--- Problem statement ---
Where a line holds the word "candlestick", copy that line.

********************

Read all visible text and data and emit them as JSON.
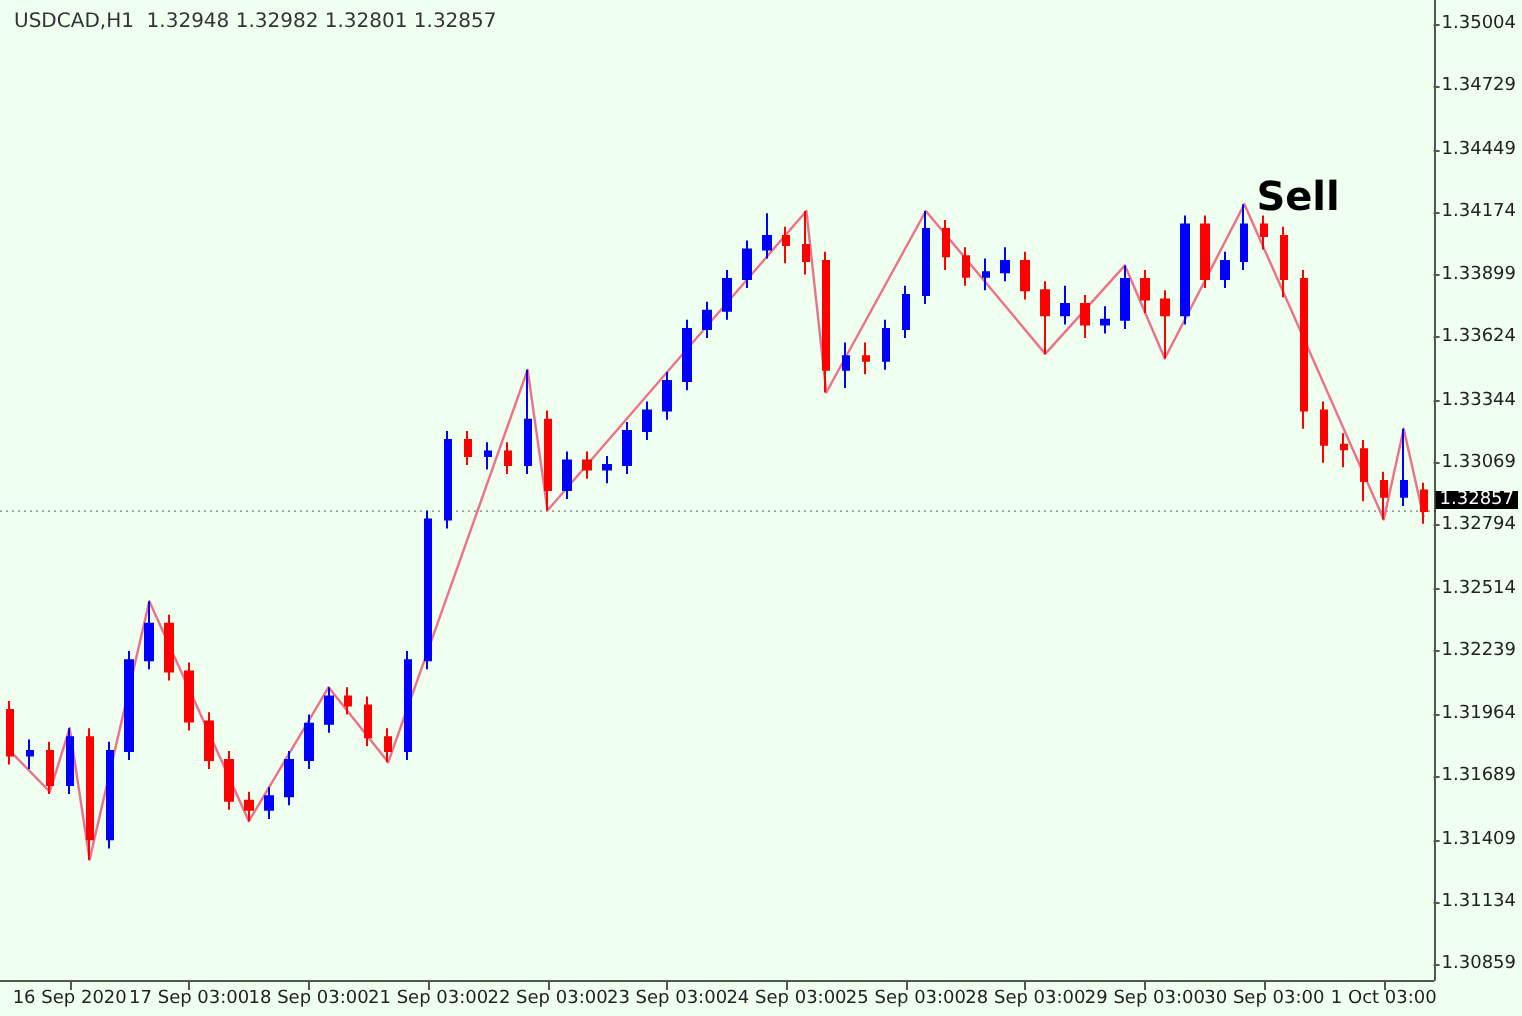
{
  "chart_data": {
    "type": "candlestick",
    "title": "USDCAD,H1  1.32948 1.32982 1.32801 1.32857",
    "categories": [
      null,
      null,
      null,
      "16 Sep 2020",
      null,
      null,
      null,
      null,
      null,
      "17 Sep 03:00",
      null,
      null,
      null,
      null,
      null,
      "18 Sep 03:00",
      null,
      null,
      null,
      null,
      null,
      "21 Sep 03:00",
      null,
      null,
      null,
      null,
      null,
      "22 Sep 03:00",
      null,
      null,
      null,
      null,
      null,
      "23 Sep 03:00",
      null,
      null,
      null,
      null,
      null,
      "24 Sep 03:00",
      null,
      null,
      null,
      null,
      null,
      "25 Sep 03:00",
      null,
      null,
      null,
      null,
      null,
      "28 Sep 03:00",
      null,
      null,
      null,
      null,
      null,
      "29 Sep 03:00",
      null,
      null,
      null,
      null,
      null,
      "30 Sep 03:00",
      null,
      null,
      null,
      null,
      null,
      "1 Oct 03:00",
      null,
      null
    ],
    "series": [
      {
        "type": "candlestick",
        "ohlc": [
          [
            1.3198,
            1.3202,
            1.3174,
            1.3178
          ],
          [
            1.3178,
            1.3185,
            1.3172,
            1.318
          ],
          [
            1.318,
            1.3184,
            1.3161,
            1.3165
          ],
          [
            1.3165,
            1.319,
            1.3161,
            1.3186
          ],
          [
            1.3186,
            1.319,
            1.3132,
            1.3141
          ],
          [
            1.3141,
            1.3184,
            1.3137,
            1.318
          ],
          [
            1.318,
            1.3224,
            1.3176,
            1.322
          ],
          [
            1.322,
            1.3246,
            1.3216,
            1.3236
          ],
          [
            1.3236,
            1.324,
            1.3211,
            1.3215
          ],
          [
            1.3215,
            1.3219,
            1.3189,
            1.3193
          ],
          [
            1.3193,
            1.3197,
            1.3172,
            1.3176
          ],
          [
            1.3176,
            1.318,
            1.3154,
            1.3158
          ],
          [
            1.3158,
            1.3162,
            1.3149,
            1.3154
          ],
          [
            1.3154,
            1.3164,
            1.315,
            1.316
          ],
          [
            1.316,
            1.318,
            1.3156,
            1.3176
          ],
          [
            1.3176,
            1.3196,
            1.3172,
            1.3192
          ],
          [
            1.3192,
            1.3208,
            1.3188,
            1.3204
          ],
          [
            1.3204,
            1.3208,
            1.3196,
            1.32
          ],
          [
            1.32,
            1.3204,
            1.3182,
            1.3186
          ],
          [
            1.3186,
            1.319,
            1.3175,
            1.318
          ],
          [
            1.318,
            1.3224,
            1.3176,
            1.322
          ],
          [
            1.322,
            1.3286,
            1.3216,
            1.3282
          ],
          [
            1.3282,
            1.3321,
            1.3278,
            1.3317
          ],
          [
            1.3317,
            1.3321,
            1.3306,
            1.331
          ],
          [
            1.331,
            1.3316,
            1.3304,
            1.3312
          ],
          [
            1.3312,
            1.3316,
            1.3302,
            1.3306
          ],
          [
            1.3306,
            1.3348,
            1.3302,
            1.3326
          ],
          [
            1.3326,
            1.333,
            1.3286,
            1.3295
          ],
          [
            1.3295,
            1.3312,
            1.3291,
            1.3308
          ],
          [
            1.3308,
            1.3312,
            1.33,
            1.3304
          ],
          [
            1.3304,
            1.331,
            1.3298,
            1.3306
          ],
          [
            1.3306,
            1.3325,
            1.3302,
            1.3321
          ],
          [
            1.3321,
            1.3334,
            1.3317,
            1.333
          ],
          [
            1.333,
            1.3347,
            1.3326,
            1.3343
          ],
          [
            1.3343,
            1.337,
            1.3339,
            1.3366
          ],
          [
            1.3366,
            1.3378,
            1.3362,
            1.3374
          ],
          [
            1.3374,
            1.3392,
            1.337,
            1.3388
          ],
          [
            1.3388,
            1.3405,
            1.3384,
            1.3401
          ],
          [
            1.3401,
            1.3417,
            1.3397,
            1.3407
          ],
          [
            1.3407,
            1.3411,
            1.3395,
            1.3403
          ],
          [
            1.3403,
            1.3418,
            1.339,
            1.3396
          ],
          [
            1.3396,
            1.34,
            1.3338,
            1.3348
          ],
          [
            1.3348,
            1.336,
            1.334,
            1.3354
          ],
          [
            1.3354,
            1.336,
            1.3346,
            1.3352
          ],
          [
            1.3352,
            1.337,
            1.3348,
            1.3366
          ],
          [
            1.3366,
            1.3385,
            1.3362,
            1.3381
          ],
          [
            1.3381,
            1.3418,
            1.3377,
            1.341
          ],
          [
            1.341,
            1.3414,
            1.3392,
            1.3398
          ],
          [
            1.3398,
            1.3402,
            1.3385,
            1.3389
          ],
          [
            1.3389,
            1.3397,
            1.3383,
            1.3391
          ],
          [
            1.3391,
            1.3402,
            1.3387,
            1.3396
          ],
          [
            1.3396,
            1.34,
            1.3379,
            1.3383
          ],
          [
            1.3383,
            1.3387,
            1.3355,
            1.3372
          ],
          [
            1.3372,
            1.3385,
            1.3368,
            1.3377
          ],
          [
            1.3377,
            1.3381,
            1.3362,
            1.3368
          ],
          [
            1.3368,
            1.3376,
            1.3364,
            1.337
          ],
          [
            1.337,
            1.3394,
            1.3366,
            1.3388
          ],
          [
            1.3388,
            1.3392,
            1.3373,
            1.3379
          ],
          [
            1.3379,
            1.3383,
            1.3353,
            1.3372
          ],
          [
            1.3372,
            1.3416,
            1.3368,
            1.3412
          ],
          [
            1.3412,
            1.3416,
            1.3384,
            1.3388
          ],
          [
            1.3388,
            1.34,
            1.3384,
            1.3396
          ],
          [
            1.3396,
            1.3421,
            1.3392,
            1.3412
          ],
          [
            1.3412,
            1.3416,
            1.3401,
            1.3407
          ],
          [
            1.3407,
            1.3411,
            1.338,
            1.3388
          ],
          [
            1.3388,
            1.3392,
            1.3322,
            1.333
          ],
          [
            1.333,
            1.3334,
            1.3307,
            1.3315
          ],
          [
            1.3315,
            1.332,
            1.3305,
            1.3313
          ],
          [
            1.3313,
            1.3317,
            1.329,
            1.3299
          ],
          [
            1.3299,
            1.3303,
            1.3282,
            1.3292
          ],
          [
            1.3292,
            1.3322,
            1.3288,
            1.3299
          ],
          [
            1.32948,
            1.32982,
            1.32801,
            1.32857
          ]
        ],
        "colors": [
          "#ff0000",
          "#0000ff",
          "#ff0000",
          "#0000ff",
          "#ff0000",
          "#0000ff",
          "#0000ff",
          "#0000ff",
          "#ff0000",
          "#ff0000",
          "#ff0000",
          "#ff0000",
          "#ff0000",
          "#0000ff",
          "#0000ff",
          "#0000ff",
          "#0000ff",
          "#ff0000",
          "#ff0000",
          "#ff0000",
          "#0000ff",
          "#0000ff",
          "#0000ff",
          "#ff0000",
          "#0000ff",
          "#ff0000",
          "#0000ff",
          "#ff0000",
          "#0000ff",
          "#ff0000",
          "#0000ff",
          "#0000ff",
          "#0000ff",
          "#0000ff",
          "#0000ff",
          "#0000ff",
          "#0000ff",
          "#0000ff",
          "#0000ff",
          "#ff0000",
          "#ff0000",
          "#ff0000",
          "#0000ff",
          "#ff0000",
          "#0000ff",
          "#0000ff",
          "#0000ff",
          "#ff0000",
          "#ff0000",
          "#0000ff",
          "#0000ff",
          "#ff0000",
          "#ff0000",
          "#0000ff",
          "#ff0000",
          "#0000ff",
          "#0000ff",
          "#ff0000",
          "#ff0000",
          "#0000ff",
          "#ff0000",
          "#0000ff",
          "#0000ff",
          "#ff0000",
          "#ff0000",
          "#ff0000",
          "#ff0000",
          "#ff0000",
          "#ff0000",
          "#ff0000",
          "#0000ff",
          "#ff0000"
        ]
      },
      {
        "type": "line",
        "color": "#f07088",
        "values": [
          1.318,
          null,
          1.3162,
          1.319,
          1.3132,
          null,
          null,
          1.3246,
          null,
          null,
          null,
          null,
          1.3149,
          null,
          null,
          null,
          1.3208,
          null,
          null,
          1.3175,
          null,
          null,
          null,
          null,
          null,
          null,
          1.3348,
          1.3286,
          null,
          null,
          null,
          null,
          null,
          null,
          null,
          null,
          null,
          null,
          null,
          null,
          1.3418,
          1.3338,
          null,
          null,
          null,
          null,
          1.3418,
          null,
          null,
          null,
          null,
          null,
          1.3355,
          null,
          null,
          null,
          1.3394,
          null,
          1.3353,
          null,
          null,
          null,
          1.3421,
          null,
          null,
          null,
          null,
          null,
          null,
          1.3282,
          1.3322,
          1.3283
        ]
      }
    ],
    "ylim": [
      1.3079,
      1.3511
    ],
    "yticks": [
      1.35004,
      1.34729,
      1.34449,
      1.34174,
      1.33899,
      1.33624,
      1.33344,
      1.33069,
      1.32794,
      1.32514,
      1.32239,
      1.31964,
      1.31689,
      1.31409,
      1.31134,
      1.30859
    ],
    "ref_lines": [
      {
        "axis": "y",
        "value": 1.32857,
        "label": "1.32857",
        "color": "#000000"
      }
    ],
    "annotations": [
      "Sell"
    ],
    "grid": false
  }
}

********************

--- Output ---
    "type": "candlestick",
        "type": "candlestick",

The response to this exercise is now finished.